%%
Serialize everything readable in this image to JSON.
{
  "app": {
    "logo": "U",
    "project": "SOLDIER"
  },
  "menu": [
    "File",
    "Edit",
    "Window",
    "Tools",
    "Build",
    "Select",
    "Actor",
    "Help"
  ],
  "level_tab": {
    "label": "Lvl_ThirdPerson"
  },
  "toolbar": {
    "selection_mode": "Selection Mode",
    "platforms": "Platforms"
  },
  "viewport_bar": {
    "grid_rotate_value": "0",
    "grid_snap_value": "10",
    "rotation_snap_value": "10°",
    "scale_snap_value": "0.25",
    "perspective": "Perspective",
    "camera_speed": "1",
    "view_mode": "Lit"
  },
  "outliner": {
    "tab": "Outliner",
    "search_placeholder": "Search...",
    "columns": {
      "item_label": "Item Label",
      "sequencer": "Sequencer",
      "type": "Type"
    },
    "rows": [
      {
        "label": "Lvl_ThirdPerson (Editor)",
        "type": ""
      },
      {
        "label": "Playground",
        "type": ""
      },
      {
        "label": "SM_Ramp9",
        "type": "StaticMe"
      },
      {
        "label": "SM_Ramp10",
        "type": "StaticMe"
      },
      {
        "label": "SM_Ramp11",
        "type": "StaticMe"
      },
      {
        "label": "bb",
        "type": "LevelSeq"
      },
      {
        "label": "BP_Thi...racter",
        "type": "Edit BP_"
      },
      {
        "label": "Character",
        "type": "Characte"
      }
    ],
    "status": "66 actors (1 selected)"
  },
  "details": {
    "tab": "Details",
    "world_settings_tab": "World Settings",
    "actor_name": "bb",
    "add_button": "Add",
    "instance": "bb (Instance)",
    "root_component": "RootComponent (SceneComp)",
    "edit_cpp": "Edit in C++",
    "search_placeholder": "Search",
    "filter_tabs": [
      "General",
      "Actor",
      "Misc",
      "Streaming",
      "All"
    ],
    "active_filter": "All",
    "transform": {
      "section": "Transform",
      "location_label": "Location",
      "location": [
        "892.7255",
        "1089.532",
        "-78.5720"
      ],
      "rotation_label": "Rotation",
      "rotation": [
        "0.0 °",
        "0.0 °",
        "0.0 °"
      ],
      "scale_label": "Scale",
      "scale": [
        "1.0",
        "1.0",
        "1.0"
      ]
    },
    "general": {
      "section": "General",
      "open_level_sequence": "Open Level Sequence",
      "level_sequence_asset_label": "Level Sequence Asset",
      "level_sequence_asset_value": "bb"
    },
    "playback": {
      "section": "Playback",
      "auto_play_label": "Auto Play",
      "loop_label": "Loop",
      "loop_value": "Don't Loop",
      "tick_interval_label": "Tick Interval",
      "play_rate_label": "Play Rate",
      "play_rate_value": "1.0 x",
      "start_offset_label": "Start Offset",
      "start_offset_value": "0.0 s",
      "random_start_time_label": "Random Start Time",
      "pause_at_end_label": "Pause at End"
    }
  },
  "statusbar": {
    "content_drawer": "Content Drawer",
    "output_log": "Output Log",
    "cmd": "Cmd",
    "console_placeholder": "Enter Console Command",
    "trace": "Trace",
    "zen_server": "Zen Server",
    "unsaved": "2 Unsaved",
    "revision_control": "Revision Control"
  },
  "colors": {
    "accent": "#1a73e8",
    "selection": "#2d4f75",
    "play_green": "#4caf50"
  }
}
%%
Go through the records and print each one exactly.

Serialize everything readable in this image to JSON.
{
  "app": {
    "logo": "U",
    "project": "SOLDIER"
  },
  "menu": [
    "File",
    "Edit",
    "Window",
    "Tools",
    "Build",
    "Select",
    "Actor",
    "Help"
  ],
  "level_tab": {
    "label": "Lvl_ThirdPerson"
  },
  "toolbar": {
    "selection_mode": "Selection Mode",
    "platforms": "Platforms"
  },
  "viewport_bar": {
    "grid_rotate_value": "0",
    "grid_snap_value": "10",
    "rotation_snap_value": "10°",
    "scale_snap_value": "0.25",
    "perspective": "Perspective",
    "camera_speed": "1",
    "view_mode": "Lit"
  },
  "outliner": {
    "tab": "Outliner",
    "search_placeholder": "Search...",
    "columns": {
      "item_label": "Item Label",
      "sequencer": "Sequencer",
      "type": "Type"
    },
    "rows": [
      {
        "label": "Lvl_ThirdPerson (Editor)",
        "type": ""
      },
      {
        "label": "Playground",
        "type": ""
      },
      {
        "label": "SM_Ramp9",
        "type": "StaticMe"
      },
      {
        "label": "SM_Ramp10",
        "type": "StaticMe"
      },
      {
        "label": "SM_Ramp11",
        "type": "StaticMe"
      },
      {
        "label": "bb",
        "type": "LevelSeq"
      },
      {
        "label": "BP_Thi...racter",
        "type": "Edit BP_"
      },
      {
        "label": "Character",
        "type": "Characte"
      }
    ],
    "status": "66 actors (1 selected)"
  },
  "details": {
    "tab": "Details",
    "world_settings_tab": "World Settings",
    "actor_name": "bb",
    "add_button": "Add",
    "instance": "bb (Instance)",
    "root_component": "RootComponent (SceneComp)",
    "edit_cpp": "Edit in C++",
    "search_placeholder": "Search",
    "filter_tabs": [
      "General",
      "Actor",
      "Misc",
      "Streaming",
      "All"
    ],
    "active_filter": "All",
    "transform": {
      "section": "Transform",
      "location_label": "Location",
      "location": [
        "892.7255",
        "1089.532",
        "-78.5720"
      ],
      "rotation_label": "Rotation",
      "rotation": [
        "0.0 °",
        "0.0 °",
        "0.0 °"
      ],
      "scale_label": "Scale",
      "scale": [
        "1.0",
        "1.0",
        "1.0"
      ]
    },
    "general": {
      "section": "General",
      "open_level_sequence": "Open Level Sequence",
      "level_sequence_asset_label": "Level Sequence Asset",
      "level_sequence_asset_value": "bb"
    },
    "playback": {
      "section": "Playback",
      "auto_play_label": "Auto Play",
      "loop_label": "Loop",
      "loop_value": "Don't Loop",
      "tick_interval_label": "Tick Interval",
      "play_rate_label": "Play Rate",
      "play_rate_value": "1.0 x",
      "start_offset_label": "Start Offset",
      "start_offset_value": "0.0 s",
      "random_start_time_label": "Random Start Time",
      "pause_at_end_label": "Pause at End"
    }
  },
  "statusbar": {
    "content_drawer": "Content Drawer",
    "output_log": "Output Log",
    "cmd": "Cmd",
    "console_placeholder": "Enter Console Command",
    "trace": "Trace",
    "zen_server": "Zen Server",
    "unsaved": "2 Unsaved",
    "revision_control": "Revision Control"
  },
  "colors": {
    "accent": "#1a73e8",
    "selection": "#2d4f75",
    "play_green": "#4caf50"
  }
}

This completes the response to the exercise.